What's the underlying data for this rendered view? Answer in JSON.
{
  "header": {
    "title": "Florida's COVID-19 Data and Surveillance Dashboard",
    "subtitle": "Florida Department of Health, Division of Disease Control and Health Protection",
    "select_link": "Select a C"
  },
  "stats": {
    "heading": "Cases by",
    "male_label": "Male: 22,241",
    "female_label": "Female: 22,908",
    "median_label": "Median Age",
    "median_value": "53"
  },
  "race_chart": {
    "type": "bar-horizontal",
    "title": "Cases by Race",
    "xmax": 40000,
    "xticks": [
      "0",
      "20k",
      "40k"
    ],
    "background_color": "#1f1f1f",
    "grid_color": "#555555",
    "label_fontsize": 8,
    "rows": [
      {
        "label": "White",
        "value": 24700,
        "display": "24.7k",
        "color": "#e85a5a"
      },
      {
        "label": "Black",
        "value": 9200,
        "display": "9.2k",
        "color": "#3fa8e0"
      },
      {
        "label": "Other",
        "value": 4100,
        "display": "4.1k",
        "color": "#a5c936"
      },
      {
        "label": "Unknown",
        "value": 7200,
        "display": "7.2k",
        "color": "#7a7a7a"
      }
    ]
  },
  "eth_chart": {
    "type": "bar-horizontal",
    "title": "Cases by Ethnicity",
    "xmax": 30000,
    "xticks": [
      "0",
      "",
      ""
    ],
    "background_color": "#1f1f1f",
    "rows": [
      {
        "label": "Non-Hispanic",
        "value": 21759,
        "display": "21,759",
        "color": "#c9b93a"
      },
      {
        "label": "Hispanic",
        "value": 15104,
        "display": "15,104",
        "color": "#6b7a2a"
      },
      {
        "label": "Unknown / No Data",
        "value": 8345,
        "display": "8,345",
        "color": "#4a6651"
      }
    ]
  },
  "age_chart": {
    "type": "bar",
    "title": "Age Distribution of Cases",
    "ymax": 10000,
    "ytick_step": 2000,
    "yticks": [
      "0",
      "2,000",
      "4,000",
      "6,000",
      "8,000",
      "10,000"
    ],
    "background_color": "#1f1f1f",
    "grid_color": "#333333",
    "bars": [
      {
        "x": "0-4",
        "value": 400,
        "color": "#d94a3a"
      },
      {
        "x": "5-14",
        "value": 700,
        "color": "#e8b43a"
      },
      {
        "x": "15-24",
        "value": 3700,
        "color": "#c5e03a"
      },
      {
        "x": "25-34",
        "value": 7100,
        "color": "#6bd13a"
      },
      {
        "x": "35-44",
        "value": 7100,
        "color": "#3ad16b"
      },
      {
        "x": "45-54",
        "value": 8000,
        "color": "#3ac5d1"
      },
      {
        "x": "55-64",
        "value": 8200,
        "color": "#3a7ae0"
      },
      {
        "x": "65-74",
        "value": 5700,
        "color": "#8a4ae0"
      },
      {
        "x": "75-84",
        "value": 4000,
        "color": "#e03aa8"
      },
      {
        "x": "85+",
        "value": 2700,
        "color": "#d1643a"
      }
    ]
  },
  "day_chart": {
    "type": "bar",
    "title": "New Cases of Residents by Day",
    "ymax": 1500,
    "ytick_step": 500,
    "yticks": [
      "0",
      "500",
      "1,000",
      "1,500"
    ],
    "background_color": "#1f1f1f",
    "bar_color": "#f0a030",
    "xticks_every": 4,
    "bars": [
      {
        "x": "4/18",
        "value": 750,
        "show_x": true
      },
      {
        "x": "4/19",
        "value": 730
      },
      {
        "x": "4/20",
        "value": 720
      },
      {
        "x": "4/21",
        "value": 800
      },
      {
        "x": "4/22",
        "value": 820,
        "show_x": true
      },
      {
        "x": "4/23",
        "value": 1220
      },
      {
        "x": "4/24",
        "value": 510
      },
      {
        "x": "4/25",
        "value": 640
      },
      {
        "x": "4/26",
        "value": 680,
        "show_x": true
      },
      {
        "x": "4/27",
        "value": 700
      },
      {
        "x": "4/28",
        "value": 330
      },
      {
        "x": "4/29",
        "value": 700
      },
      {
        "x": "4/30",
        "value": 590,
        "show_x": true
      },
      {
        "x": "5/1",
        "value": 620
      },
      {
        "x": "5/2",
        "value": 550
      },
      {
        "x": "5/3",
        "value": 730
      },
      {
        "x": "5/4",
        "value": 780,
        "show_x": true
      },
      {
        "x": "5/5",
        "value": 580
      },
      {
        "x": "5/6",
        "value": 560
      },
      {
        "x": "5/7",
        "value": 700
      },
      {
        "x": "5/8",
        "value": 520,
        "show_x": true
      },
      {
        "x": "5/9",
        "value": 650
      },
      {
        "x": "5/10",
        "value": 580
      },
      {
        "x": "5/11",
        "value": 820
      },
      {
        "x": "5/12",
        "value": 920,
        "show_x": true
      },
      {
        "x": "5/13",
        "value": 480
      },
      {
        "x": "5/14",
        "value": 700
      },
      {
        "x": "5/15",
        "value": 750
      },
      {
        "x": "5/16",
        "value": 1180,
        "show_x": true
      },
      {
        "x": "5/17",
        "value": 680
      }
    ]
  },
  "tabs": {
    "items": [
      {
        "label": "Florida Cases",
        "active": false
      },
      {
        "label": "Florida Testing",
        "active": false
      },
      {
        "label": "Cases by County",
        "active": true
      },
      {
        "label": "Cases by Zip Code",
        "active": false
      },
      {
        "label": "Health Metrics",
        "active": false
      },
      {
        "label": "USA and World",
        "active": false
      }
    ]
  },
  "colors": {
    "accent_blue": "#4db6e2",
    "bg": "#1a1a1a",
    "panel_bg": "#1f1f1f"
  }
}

TO BE DONE - Restate each record exactly as written.

THE RESPONSE -
What's the underlying data for this rendered view? Answer in JSON.
{
  "header": {
    "title": "Florida's COVID-19 Data and Surveillance Dashboard",
    "subtitle": "Florida Department of Health, Division of Disease Control and Health Protection",
    "select_link": "Select a C"
  },
  "stats": {
    "heading": "Cases by",
    "male_label": "Male: 22,241",
    "female_label": "Female: 22,908",
    "median_label": "Median Age",
    "median_value": "53"
  },
  "race_chart": {
    "type": "bar-horizontal",
    "title": "Cases by Race",
    "xmax": 40000,
    "xticks": [
      "0",
      "20k",
      "40k"
    ],
    "background_color": "#1f1f1f",
    "grid_color": "#555555",
    "label_fontsize": 8,
    "rows": [
      {
        "label": "White",
        "value": 24700,
        "display": "24.7k",
        "color": "#e85a5a"
      },
      {
        "label": "Black",
        "value": 9200,
        "display": "9.2k",
        "color": "#3fa8e0"
      },
      {
        "label": "Other",
        "value": 4100,
        "display": "4.1k",
        "color": "#a5c936"
      },
      {
        "label": "Unknown",
        "value": 7200,
        "display": "7.2k",
        "color": "#7a7a7a"
      }
    ]
  },
  "eth_chart": {
    "type": "bar-horizontal",
    "title": "Cases by Ethnicity",
    "xmax": 30000,
    "xticks": [
      "0",
      "",
      ""
    ],
    "background_color": "#1f1f1f",
    "rows": [
      {
        "label": "Non-Hispanic",
        "value": 21759,
        "display": "21,759",
        "color": "#c9b93a"
      },
      {
        "label": "Hispanic",
        "value": 15104,
        "display": "15,104",
        "color": "#6b7a2a"
      },
      {
        "label": "Unknown / No Data",
        "value": 8345,
        "display": "8,345",
        "color": "#4a6651"
      }
    ]
  },
  "age_chart": {
    "type": "bar",
    "title": "Age Distribution of Cases",
    "ymax": 10000,
    "ytick_step": 2000,
    "yticks": [
      "0",
      "2,000",
      "4,000",
      "6,000",
      "8,000",
      "10,000"
    ],
    "background_color": "#1f1f1f",
    "grid_color": "#333333",
    "bars": [
      {
        "x": "0-4",
        "value": 400,
        "color": "#d94a3a"
      },
      {
        "x": "5-14",
        "value": 700,
        "color": "#e8b43a"
      },
      {
        "x": "15-24",
        "value": 3700,
        "color": "#c5e03a"
      },
      {
        "x": "25-34",
        "value": 7100,
        "color": "#6bd13a"
      },
      {
        "x": "35-44",
        "value": 7100,
        "color": "#3ad16b"
      },
      {
        "x": "45-54",
        "value": 8000,
        "color": "#3ac5d1"
      },
      {
        "x": "55-64",
        "value": 8200,
        "color": "#3a7ae0"
      },
      {
        "x": "65-74",
        "value": 5700,
        "color": "#8a4ae0"
      },
      {
        "x": "75-84",
        "value": 4000,
        "color": "#e03aa8"
      },
      {
        "x": "85+",
        "value": 2700,
        "color": "#d1643a"
      }
    ]
  },
  "day_chart": {
    "type": "bar",
    "title": "New Cases of Residents by Day",
    "ymax": 1500,
    "ytick_step": 500,
    "yticks": [
      "0",
      "500",
      "1,000",
      "1,500"
    ],
    "background_color": "#1f1f1f",
    "bar_color": "#f0a030",
    "xticks_every": 4,
    "bars": [
      {
        "x": "4/18",
        "value": 750,
        "show_x": true
      },
      {
        "x": "4/19",
        "value": 730
      },
      {
        "x": "4/20",
        "value": 720
      },
      {
        "x": "4/21",
        "value": 800
      },
      {
        "x": "4/22",
        "value": 820,
        "show_x": true
      },
      {
        "x": "4/23",
        "value": 1220
      },
      {
        "x": "4/24",
        "value": 510
      },
      {
        "x": "4/25",
        "value": 640
      },
      {
        "x": "4/26",
        "value": 680,
        "show_x": true
      },
      {
        "x": "4/27",
        "value": 700
      },
      {
        "x": "4/28",
        "value": 330
      },
      {
        "x": "4/29",
        "value": 700
      },
      {
        "x": "4/30",
        "value": 590,
        "show_x": true
      },
      {
        "x": "5/1",
        "value": 620
      },
      {
        "x": "5/2",
        "value": 550
      },
      {
        "x": "5/3",
        "value": 730
      },
      {
        "x": "5/4",
        "value": 780,
        "show_x": true
      },
      {
        "x": "5/5",
        "value": 580
      },
      {
        "x": "5/6",
        "value": 560
      },
      {
        "x": "5/7",
        "value": 700
      },
      {
        "x": "5/8",
        "value": 520,
        "show_x": true
      },
      {
        "x": "5/9",
        "value": 650
      },
      {
        "x": "5/10",
        "value": 580
      },
      {
        "x": "5/11",
        "value": 820
      },
      {
        "x": "5/12",
        "value": 920,
        "show_x": true
      },
      {
        "x": "5/13",
        "value": 480
      },
      {
        "x": "5/14",
        "value": 700
      },
      {
        "x": "5/15",
        "value": 750
      },
      {
        "x": "5/16",
        "value": 1180,
        "show_x": true
      },
      {
        "x": "5/17",
        "value": 680
      }
    ]
  },
  "tabs": {
    "items": [
      {
        "label": "Florida Cases",
        "active": false
      },
      {
        "label": "Florida Testing",
        "active": false
      },
      {
        "label": "Cases by County",
        "active": true
      },
      {
        "label": "Cases by Zip Code",
        "active": false
      },
      {
        "label": "Health Metrics",
        "active": false
      },
      {
        "label": "USA and World",
        "active": false
      }
    ]
  },
  "colors": {
    "accent_blue": "#4db6e2",
    "bg": "#1a1a1a",
    "panel_bg": "#1f1f1f"
  }
}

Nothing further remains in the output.